• Problem details:
Look through the material beneath and copy each line with the word "this".
▼
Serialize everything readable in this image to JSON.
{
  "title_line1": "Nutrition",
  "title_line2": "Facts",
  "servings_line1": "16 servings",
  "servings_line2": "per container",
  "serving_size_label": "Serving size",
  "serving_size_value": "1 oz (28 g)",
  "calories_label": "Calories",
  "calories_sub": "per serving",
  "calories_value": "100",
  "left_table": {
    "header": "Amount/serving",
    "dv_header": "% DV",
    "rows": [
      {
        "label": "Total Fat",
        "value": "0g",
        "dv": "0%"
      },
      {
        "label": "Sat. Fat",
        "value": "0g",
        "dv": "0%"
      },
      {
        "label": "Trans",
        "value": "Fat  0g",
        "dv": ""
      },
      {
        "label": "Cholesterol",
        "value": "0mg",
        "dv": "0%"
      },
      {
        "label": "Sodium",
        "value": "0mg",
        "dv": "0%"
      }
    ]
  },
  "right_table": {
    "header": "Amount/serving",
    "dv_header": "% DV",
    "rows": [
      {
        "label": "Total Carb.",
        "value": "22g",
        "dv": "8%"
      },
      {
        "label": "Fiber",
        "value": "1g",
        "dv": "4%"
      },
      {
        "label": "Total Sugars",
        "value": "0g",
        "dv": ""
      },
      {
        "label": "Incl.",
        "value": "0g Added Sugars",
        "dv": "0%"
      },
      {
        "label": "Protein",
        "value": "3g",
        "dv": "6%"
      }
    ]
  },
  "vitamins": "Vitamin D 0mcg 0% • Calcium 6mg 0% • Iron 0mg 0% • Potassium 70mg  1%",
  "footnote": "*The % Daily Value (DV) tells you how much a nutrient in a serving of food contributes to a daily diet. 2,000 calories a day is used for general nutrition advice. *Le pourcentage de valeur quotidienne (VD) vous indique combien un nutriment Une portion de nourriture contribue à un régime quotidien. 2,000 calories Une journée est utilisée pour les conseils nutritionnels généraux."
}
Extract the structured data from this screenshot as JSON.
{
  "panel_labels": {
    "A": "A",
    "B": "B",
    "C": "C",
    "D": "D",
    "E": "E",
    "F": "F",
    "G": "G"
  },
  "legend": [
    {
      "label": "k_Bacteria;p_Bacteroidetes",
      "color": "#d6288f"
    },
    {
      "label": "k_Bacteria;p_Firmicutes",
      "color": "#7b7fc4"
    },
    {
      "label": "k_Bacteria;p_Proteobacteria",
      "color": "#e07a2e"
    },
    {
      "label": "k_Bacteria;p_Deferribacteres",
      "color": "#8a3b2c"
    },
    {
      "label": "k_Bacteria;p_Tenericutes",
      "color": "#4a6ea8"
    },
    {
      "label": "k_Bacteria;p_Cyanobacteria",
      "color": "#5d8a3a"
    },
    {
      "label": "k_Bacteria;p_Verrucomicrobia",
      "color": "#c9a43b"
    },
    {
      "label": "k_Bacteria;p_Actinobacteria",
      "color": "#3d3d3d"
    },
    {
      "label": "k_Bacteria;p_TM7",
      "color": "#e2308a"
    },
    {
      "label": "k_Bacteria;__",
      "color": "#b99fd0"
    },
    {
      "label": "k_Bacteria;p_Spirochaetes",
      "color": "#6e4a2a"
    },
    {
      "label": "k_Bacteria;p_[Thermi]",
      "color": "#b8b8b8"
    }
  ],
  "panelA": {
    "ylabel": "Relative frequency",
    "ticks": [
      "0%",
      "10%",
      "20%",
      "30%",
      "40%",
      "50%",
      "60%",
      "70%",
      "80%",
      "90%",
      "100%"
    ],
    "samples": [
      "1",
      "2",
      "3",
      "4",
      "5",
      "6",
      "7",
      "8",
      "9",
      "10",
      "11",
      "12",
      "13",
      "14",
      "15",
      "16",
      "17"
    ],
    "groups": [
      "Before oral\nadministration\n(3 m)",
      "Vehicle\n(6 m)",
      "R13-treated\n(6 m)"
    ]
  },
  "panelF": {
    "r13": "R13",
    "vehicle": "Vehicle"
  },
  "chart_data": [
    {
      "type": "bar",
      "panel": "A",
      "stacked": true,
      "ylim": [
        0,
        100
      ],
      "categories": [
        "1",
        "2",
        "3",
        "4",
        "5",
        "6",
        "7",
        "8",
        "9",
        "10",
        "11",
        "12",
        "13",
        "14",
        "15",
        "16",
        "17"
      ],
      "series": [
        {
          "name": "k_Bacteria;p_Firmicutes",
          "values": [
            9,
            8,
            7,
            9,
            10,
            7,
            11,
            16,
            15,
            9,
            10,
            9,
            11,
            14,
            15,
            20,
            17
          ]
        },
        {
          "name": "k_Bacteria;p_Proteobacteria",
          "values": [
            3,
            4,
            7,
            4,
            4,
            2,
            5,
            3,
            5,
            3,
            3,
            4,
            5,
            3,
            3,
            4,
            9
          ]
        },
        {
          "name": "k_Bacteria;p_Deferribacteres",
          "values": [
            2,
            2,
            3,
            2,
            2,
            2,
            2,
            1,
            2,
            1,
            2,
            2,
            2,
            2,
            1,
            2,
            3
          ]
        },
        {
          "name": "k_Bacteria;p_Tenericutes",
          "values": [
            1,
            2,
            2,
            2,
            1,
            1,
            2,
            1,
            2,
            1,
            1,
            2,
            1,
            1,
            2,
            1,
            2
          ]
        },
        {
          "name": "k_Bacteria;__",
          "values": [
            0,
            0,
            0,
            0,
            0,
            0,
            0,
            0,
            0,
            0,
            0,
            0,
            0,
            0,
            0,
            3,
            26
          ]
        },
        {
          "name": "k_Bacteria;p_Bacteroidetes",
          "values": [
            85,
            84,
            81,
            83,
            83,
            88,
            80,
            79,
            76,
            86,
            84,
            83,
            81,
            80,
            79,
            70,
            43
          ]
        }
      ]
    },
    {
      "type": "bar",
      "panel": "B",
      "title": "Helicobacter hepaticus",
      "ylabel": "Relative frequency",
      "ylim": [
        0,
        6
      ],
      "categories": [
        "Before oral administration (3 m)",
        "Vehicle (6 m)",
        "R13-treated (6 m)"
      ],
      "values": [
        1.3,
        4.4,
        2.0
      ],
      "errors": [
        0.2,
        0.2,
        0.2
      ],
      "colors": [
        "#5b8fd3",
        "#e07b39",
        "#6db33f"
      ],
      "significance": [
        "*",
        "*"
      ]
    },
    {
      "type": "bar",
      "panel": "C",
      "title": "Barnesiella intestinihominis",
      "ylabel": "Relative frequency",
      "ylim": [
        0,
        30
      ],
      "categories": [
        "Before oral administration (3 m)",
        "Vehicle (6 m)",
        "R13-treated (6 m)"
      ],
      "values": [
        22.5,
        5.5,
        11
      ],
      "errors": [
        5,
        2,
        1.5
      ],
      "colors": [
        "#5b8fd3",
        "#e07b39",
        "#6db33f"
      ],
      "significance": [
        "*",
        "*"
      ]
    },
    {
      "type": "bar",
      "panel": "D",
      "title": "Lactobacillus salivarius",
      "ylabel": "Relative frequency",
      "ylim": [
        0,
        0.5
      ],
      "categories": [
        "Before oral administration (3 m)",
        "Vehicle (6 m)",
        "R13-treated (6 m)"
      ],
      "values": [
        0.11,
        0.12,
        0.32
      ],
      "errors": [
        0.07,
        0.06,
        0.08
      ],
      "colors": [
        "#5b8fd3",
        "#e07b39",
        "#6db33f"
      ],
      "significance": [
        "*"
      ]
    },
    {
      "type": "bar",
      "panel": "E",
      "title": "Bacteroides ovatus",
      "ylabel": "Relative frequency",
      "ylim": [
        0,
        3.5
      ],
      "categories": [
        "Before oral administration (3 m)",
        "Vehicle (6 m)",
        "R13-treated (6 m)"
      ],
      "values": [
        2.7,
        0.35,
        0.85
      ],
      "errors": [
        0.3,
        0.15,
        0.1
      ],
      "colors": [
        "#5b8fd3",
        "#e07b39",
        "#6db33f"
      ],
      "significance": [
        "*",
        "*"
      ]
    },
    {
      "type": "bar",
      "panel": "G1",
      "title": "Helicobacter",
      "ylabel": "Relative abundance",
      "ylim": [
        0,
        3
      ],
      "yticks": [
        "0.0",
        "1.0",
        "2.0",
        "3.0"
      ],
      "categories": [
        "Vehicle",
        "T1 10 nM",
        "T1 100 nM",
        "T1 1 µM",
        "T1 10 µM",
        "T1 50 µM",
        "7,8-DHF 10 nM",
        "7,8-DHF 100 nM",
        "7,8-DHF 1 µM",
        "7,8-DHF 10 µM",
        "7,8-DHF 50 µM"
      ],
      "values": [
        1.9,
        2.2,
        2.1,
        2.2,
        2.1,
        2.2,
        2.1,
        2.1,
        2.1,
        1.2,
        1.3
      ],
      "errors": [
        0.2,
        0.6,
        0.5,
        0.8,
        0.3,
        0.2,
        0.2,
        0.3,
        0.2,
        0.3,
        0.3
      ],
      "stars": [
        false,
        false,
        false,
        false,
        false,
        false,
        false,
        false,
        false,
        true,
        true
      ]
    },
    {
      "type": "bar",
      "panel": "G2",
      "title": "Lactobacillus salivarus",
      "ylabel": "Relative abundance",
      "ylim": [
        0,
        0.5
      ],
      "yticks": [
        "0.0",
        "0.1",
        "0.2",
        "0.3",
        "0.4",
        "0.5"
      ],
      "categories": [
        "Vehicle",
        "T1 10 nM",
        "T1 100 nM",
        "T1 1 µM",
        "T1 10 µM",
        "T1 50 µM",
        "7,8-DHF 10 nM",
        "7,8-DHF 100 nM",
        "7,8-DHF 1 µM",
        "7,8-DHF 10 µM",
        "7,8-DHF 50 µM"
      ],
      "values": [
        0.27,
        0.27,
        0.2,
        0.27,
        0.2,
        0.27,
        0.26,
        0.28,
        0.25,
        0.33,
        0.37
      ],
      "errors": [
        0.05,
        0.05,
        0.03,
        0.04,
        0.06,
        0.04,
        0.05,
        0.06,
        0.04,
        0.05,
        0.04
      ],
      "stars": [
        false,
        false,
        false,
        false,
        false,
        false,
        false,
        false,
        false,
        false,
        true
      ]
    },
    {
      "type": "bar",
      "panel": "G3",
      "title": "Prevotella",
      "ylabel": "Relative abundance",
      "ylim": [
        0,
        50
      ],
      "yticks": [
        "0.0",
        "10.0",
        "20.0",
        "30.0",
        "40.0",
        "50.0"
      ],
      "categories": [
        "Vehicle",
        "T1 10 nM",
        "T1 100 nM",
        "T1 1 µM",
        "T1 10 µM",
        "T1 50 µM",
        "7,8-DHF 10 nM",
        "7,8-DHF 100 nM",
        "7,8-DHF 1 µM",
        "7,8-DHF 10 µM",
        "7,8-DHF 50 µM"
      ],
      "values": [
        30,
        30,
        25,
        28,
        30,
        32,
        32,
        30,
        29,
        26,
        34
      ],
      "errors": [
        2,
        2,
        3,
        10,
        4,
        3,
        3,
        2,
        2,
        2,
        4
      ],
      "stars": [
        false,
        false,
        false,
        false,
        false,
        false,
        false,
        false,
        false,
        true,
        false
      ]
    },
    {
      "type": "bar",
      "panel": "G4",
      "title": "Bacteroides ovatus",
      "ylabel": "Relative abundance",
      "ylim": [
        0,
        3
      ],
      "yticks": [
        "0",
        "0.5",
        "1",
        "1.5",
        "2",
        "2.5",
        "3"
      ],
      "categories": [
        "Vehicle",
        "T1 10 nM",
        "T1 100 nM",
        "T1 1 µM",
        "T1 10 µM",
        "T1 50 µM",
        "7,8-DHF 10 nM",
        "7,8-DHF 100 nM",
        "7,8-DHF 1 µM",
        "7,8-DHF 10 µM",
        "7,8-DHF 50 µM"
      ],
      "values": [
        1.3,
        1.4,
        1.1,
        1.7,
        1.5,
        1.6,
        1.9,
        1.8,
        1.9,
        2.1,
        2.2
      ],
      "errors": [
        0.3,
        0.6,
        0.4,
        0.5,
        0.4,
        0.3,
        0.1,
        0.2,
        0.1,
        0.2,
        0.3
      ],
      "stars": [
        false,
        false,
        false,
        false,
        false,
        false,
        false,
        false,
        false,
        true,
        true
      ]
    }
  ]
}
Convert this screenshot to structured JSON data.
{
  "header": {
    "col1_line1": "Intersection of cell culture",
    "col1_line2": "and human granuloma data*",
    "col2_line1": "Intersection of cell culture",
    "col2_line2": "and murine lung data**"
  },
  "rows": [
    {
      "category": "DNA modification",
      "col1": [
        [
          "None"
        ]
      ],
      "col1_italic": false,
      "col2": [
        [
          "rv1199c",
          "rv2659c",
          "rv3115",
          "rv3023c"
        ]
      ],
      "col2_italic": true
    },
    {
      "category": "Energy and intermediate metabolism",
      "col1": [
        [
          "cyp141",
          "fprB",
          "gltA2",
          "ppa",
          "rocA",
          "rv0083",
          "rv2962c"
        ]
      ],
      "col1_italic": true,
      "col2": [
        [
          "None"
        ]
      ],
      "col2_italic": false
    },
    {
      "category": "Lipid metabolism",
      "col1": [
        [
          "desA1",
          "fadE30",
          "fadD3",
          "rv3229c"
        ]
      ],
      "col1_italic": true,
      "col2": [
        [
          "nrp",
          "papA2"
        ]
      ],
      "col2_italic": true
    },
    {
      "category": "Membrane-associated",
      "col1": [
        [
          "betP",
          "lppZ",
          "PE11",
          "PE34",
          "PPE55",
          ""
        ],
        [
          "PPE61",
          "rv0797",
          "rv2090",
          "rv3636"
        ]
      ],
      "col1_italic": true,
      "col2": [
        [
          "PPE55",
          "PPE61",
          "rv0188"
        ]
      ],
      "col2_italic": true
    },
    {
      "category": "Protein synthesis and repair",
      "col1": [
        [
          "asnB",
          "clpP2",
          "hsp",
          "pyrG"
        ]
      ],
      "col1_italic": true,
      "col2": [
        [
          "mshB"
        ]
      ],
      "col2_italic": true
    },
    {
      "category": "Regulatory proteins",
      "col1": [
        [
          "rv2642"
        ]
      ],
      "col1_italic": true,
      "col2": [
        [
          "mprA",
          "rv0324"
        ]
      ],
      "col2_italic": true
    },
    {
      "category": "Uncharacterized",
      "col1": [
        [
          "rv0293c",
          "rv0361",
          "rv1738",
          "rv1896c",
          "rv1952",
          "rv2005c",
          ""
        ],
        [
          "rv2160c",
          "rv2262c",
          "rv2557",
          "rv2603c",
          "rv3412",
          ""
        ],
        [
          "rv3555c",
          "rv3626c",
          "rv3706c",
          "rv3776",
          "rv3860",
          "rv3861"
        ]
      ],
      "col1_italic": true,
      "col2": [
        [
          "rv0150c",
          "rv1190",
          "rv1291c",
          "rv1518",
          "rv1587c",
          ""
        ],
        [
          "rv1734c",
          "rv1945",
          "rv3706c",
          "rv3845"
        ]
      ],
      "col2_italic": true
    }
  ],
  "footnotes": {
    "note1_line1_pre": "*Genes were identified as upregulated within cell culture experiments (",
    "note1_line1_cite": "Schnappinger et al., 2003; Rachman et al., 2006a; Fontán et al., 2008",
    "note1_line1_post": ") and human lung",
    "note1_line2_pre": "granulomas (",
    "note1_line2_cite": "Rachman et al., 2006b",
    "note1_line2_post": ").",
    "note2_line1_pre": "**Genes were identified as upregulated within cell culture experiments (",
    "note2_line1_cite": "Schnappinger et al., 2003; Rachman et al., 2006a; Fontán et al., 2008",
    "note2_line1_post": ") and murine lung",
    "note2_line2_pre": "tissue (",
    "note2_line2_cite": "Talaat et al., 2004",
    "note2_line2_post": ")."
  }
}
▲
• Answer box:
Serialize everything readable in this image to JSON.
Extract the structured data from this screenshot as JSON.
Convert this screenshot to structured JSON data.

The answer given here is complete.